— Start Dataset entries —
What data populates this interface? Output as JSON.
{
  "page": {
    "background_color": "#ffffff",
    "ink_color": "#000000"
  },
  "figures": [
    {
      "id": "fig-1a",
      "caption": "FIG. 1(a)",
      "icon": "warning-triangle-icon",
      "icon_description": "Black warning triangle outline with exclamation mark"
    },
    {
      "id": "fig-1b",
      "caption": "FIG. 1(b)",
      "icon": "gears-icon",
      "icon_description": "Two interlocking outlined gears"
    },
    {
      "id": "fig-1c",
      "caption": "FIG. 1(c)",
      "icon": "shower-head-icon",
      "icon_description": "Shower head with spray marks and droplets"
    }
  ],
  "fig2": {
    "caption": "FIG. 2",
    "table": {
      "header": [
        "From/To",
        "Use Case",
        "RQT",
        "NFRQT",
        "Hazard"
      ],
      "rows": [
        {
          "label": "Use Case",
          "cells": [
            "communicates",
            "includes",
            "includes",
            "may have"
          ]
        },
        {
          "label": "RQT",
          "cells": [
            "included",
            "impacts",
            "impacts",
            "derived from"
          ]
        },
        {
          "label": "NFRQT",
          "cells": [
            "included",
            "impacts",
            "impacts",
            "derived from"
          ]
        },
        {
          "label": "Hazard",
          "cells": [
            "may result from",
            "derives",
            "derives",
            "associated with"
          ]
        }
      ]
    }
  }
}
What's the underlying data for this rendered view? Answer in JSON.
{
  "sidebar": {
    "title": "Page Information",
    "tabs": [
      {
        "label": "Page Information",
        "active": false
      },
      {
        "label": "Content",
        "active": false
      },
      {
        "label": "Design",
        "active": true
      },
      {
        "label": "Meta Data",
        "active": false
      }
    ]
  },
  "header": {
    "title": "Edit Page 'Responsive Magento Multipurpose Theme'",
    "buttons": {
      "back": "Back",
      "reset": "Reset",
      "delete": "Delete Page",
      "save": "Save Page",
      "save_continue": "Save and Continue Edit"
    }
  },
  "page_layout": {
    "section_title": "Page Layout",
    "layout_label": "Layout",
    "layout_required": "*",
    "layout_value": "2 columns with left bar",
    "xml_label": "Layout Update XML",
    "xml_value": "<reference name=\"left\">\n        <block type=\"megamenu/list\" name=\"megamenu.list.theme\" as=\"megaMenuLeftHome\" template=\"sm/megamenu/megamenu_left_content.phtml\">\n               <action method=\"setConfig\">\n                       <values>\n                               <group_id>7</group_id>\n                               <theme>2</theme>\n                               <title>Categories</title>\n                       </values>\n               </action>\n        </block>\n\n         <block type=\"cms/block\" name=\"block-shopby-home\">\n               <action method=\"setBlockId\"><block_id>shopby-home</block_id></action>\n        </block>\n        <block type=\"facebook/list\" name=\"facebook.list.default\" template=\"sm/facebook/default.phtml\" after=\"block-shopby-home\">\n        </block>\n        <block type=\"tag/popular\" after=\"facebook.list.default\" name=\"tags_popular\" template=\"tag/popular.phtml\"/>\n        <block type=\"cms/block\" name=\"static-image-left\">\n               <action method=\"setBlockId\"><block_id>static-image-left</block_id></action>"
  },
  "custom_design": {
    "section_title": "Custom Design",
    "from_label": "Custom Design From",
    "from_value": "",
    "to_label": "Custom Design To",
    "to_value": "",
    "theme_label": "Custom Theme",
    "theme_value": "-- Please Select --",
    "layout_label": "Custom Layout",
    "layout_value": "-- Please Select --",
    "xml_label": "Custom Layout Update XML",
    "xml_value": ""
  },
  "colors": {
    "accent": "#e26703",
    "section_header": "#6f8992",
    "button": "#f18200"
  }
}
— End Dataset entries —
Your task is to repeat each line of the material exactly.

Expected answer.
What data populates this interface? Output as JSON.
{
  "page": {
    "background_color": "#ffffff",
    "ink_color": "#000000"
  },
  "figures": [
    {
      "id": "fig-1a",
      "caption": "FIG. 1(a)",
      "icon": "warning-triangle-icon",
      "icon_description": "Black warning triangle outline with exclamation mark"
    },
    {
      "id": "fig-1b",
      "caption": "FIG. 1(b)",
      "icon": "gears-icon",
      "icon_description": "Two interlocking outlined gears"
    },
    {
      "id": "fig-1c",
      "caption": "FIG. 1(c)",
      "icon": "shower-head-icon",
      "icon_description": "Shower head with spray marks and droplets"
    }
  ],
  "fig2": {
    "caption": "FIG. 2",
    "table": {
      "header": [
        "From/To",
        "Use Case",
        "RQT",
        "NFRQT",
        "Hazard"
      ],
      "rows": [
        {
          "label": "Use Case",
          "cells": [
            "communicates",
            "includes",
            "includes",
            "may have"
          ]
        },
        {
          "label": "RQT",
          "cells": [
            "included",
            "impacts",
            "impacts",
            "derived from"
          ]
        },
        {
          "label": "NFRQT",
          "cells": [
            "included",
            "impacts",
            "impacts",
            "derived from"
          ]
        },
        {
          "label": "Hazard",
          "cells": [
            "may result from",
            "derives",
            "derives",
            "associated with"
          ]
        }
      ]
    }
  }
}
What's the underlying data for this rendered view? Answer in JSON.
{
  "sidebar": {
    "title": "Page Information",
    "tabs": [
      {
        "label": "Page Information",
        "active": false
      },
      {
        "label": "Content",
        "active": false
      },
      {
        "label": "Design",
        "active": true
      },
      {
        "label": "Meta Data",
        "active": false
      }
    ]
  },
  "header": {
    "title": "Edit Page 'Responsive Magento Multipurpose Theme'",
    "buttons": {
      "back": "Back",
      "reset": "Reset",
      "delete": "Delete Page",
      "save": "Save Page",
      "save_continue": "Save and Continue Edit"
    }
  },
  "page_layout": {
    "section_title": "Page Layout",
    "layout_label": "Layout",
    "layout_required": "*",
    "layout_value": "2 columns with left bar",
    "xml_label": "Layout Update XML",
    "xml_value": "<reference name=\"left\">\n        <block type=\"megamenu/list\" name=\"megamenu.list.theme\" as=\"megaMenuLeftHome\" template=\"sm/megamenu/megamenu_left_content.phtml\">\n               <action method=\"setConfig\">\n                       <values>\n                               <group_id>7</group_id>\n                               <theme>2</theme>\n                               <title>Categories</title>\n                       </values>\n               </action>\n        </block>\n\n         <block type=\"cms/block\" name=\"block-shopby-home\">\n               <action method=\"setBlockId\"><block_id>shopby-home</block_id></action>\n        </block>\n        <block type=\"facebook/list\" name=\"facebook.list.default\" template=\"sm/facebook/default.phtml\" after=\"block-shopby-home\">\n        </block>\n        <block type=\"tag/popular\" after=\"facebook.list.default\" name=\"tags_popular\" template=\"tag/popular.phtml\"/>\n        <block type=\"cms/block\" name=\"static-image-left\">\n               <action method=\"setBlockId\"><block_id>static-image-left</block_id></action>"
  },
  "custom_design": {
    "section_title": "Custom Design",
    "from_label": "Custom Design From",
    "from_value": "",
    "to_label": "Custom Design To",
    "to_value": "",
    "theme_label": "Custom Theme",
    "theme_value": "-- Please Select --",
    "layout_label": "Custom Layout",
    "layout_value": "-- Please Select --",
    "xml_label": "Custom Layout Update XML",
    "xml_value": ""
  },
  "colors": {
    "accent": "#e26703",
    "section_header": "#6f8992",
    "button": "#f18200"
  }
}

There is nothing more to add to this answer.